▶ WHAT IS EXPECTED: Only lines with the word "algorithms" are needed; collect each of them from the listing below.

....

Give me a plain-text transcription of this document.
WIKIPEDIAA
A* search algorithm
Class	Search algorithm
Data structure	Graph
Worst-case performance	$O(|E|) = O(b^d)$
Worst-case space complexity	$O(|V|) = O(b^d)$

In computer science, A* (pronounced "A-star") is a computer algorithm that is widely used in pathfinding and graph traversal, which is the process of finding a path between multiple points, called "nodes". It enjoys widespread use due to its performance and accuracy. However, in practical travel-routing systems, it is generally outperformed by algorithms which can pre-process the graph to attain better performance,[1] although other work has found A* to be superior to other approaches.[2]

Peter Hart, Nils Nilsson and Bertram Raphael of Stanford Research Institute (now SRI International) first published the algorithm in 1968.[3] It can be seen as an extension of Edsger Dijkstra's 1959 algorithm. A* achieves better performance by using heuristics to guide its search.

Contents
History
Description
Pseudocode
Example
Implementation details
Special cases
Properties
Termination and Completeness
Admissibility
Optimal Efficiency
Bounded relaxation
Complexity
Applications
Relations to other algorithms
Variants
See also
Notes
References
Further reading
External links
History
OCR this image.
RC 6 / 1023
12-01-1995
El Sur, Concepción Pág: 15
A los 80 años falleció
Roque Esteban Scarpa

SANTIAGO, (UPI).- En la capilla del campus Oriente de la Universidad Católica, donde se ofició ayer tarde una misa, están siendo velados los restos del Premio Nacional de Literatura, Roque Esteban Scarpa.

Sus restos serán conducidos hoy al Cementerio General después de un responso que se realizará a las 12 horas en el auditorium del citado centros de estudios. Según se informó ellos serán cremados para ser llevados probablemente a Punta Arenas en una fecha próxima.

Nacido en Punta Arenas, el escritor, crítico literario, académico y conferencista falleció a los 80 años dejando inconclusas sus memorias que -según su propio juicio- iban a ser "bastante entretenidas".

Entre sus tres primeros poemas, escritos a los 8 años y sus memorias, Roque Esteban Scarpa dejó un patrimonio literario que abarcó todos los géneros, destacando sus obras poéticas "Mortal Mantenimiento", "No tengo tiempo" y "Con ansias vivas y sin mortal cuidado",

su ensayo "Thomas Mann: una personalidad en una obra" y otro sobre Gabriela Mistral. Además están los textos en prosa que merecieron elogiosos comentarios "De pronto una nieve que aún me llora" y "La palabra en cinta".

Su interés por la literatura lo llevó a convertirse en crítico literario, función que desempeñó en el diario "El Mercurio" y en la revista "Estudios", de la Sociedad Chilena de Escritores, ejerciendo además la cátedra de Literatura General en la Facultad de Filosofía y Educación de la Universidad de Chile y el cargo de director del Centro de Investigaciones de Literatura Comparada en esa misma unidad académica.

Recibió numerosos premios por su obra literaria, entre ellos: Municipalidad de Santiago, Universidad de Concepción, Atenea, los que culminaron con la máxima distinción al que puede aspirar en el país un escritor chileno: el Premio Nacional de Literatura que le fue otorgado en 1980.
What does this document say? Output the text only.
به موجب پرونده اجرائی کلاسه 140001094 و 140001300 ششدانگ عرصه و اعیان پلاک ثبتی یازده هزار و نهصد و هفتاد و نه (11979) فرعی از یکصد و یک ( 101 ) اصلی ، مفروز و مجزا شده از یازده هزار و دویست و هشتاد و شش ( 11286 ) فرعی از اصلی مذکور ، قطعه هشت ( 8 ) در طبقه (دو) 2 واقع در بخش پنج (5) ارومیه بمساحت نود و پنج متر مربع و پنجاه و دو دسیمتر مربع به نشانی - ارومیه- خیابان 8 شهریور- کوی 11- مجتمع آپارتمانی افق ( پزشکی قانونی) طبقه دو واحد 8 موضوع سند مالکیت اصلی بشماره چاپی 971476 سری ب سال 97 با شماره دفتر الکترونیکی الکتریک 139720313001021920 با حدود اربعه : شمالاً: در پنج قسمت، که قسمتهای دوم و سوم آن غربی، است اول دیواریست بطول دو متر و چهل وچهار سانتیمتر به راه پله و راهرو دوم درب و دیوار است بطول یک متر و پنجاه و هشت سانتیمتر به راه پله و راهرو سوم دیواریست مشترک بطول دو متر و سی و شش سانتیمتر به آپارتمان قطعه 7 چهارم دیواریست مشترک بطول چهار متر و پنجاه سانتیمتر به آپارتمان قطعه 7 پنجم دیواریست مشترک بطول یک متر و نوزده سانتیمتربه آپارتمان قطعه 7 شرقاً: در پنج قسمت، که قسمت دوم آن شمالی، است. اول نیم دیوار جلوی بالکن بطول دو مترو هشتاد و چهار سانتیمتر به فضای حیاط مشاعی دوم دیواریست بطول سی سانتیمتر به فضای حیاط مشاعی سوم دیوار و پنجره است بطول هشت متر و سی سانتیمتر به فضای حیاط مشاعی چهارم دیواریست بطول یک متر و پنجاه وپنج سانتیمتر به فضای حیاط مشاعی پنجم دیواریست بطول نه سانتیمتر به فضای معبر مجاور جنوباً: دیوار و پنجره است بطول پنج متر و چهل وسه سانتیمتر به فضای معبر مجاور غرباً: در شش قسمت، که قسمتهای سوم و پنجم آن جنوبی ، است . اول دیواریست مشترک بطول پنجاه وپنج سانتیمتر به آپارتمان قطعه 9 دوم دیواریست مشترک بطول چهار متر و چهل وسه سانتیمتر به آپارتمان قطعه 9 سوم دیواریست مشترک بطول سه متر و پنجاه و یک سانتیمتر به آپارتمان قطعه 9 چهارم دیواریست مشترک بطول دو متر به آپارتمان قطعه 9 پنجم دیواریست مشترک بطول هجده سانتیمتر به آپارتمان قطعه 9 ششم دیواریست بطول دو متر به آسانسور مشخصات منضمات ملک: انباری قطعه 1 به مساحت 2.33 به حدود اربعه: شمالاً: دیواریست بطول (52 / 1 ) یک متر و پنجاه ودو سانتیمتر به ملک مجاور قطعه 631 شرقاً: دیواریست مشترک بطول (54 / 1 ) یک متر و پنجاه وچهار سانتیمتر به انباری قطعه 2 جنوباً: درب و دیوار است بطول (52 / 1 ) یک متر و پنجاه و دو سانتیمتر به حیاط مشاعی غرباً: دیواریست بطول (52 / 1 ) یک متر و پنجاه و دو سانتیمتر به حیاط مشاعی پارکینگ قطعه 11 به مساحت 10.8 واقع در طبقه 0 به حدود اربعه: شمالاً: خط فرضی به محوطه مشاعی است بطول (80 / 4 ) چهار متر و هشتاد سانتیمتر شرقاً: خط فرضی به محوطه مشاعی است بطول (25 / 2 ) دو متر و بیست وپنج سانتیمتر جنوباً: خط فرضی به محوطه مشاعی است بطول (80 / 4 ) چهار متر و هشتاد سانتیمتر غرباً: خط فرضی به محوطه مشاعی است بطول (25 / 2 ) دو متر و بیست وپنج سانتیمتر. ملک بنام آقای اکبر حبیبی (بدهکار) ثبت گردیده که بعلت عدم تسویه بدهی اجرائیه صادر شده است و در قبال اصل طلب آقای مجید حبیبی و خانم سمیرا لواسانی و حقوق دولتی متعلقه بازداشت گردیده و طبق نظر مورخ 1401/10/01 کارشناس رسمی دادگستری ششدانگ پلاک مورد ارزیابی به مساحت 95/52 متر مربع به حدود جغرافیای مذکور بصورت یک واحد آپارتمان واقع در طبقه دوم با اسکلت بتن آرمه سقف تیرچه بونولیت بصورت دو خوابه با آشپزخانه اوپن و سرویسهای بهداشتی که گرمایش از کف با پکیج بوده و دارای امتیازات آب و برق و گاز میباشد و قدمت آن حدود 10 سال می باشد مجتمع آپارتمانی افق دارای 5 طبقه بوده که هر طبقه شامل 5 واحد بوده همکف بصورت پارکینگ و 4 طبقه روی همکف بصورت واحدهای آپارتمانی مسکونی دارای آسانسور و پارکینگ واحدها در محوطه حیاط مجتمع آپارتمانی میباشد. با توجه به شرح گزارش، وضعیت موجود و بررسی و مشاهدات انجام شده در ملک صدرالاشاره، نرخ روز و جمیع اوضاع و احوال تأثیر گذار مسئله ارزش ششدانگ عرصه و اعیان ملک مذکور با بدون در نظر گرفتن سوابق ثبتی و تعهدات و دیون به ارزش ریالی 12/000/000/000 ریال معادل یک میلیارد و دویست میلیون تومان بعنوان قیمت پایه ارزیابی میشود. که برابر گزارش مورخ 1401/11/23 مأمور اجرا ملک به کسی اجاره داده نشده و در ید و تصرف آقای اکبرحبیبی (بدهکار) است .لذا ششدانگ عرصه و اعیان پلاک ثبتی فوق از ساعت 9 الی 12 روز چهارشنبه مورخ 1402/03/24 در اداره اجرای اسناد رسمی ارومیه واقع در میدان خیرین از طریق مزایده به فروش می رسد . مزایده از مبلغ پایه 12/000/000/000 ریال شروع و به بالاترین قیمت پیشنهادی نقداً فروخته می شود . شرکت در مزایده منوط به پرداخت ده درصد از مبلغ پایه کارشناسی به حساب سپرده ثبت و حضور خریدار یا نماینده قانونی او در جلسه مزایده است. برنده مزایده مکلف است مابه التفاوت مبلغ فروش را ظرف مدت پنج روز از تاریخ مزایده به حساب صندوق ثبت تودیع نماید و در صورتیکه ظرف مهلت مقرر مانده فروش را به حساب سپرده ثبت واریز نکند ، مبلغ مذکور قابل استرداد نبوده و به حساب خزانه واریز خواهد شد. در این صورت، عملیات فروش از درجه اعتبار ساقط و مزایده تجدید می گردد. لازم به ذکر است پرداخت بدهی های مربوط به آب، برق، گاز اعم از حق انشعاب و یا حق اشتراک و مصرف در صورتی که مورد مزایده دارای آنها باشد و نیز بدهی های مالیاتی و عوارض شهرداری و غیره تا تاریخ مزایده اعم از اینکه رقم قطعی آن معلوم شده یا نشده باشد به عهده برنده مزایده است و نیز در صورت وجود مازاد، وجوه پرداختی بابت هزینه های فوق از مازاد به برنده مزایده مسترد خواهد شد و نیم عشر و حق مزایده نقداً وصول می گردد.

....

▶ SOLUTION:
In computer science, A* (pronounced "A-star") is a computer algorithm that is widely used in pathfinding and graph traversal, which is the process of finding a path between multiple points, called "nodes". It enjoys widespread use due to its performance and accuracy. However, in practical travel-routing systems, it is generally outperformed by algorithms which can pre-process the graph to attain better performance,[1] although other work has found A* to be superior to other approaches.[2]
Relations to other algorithms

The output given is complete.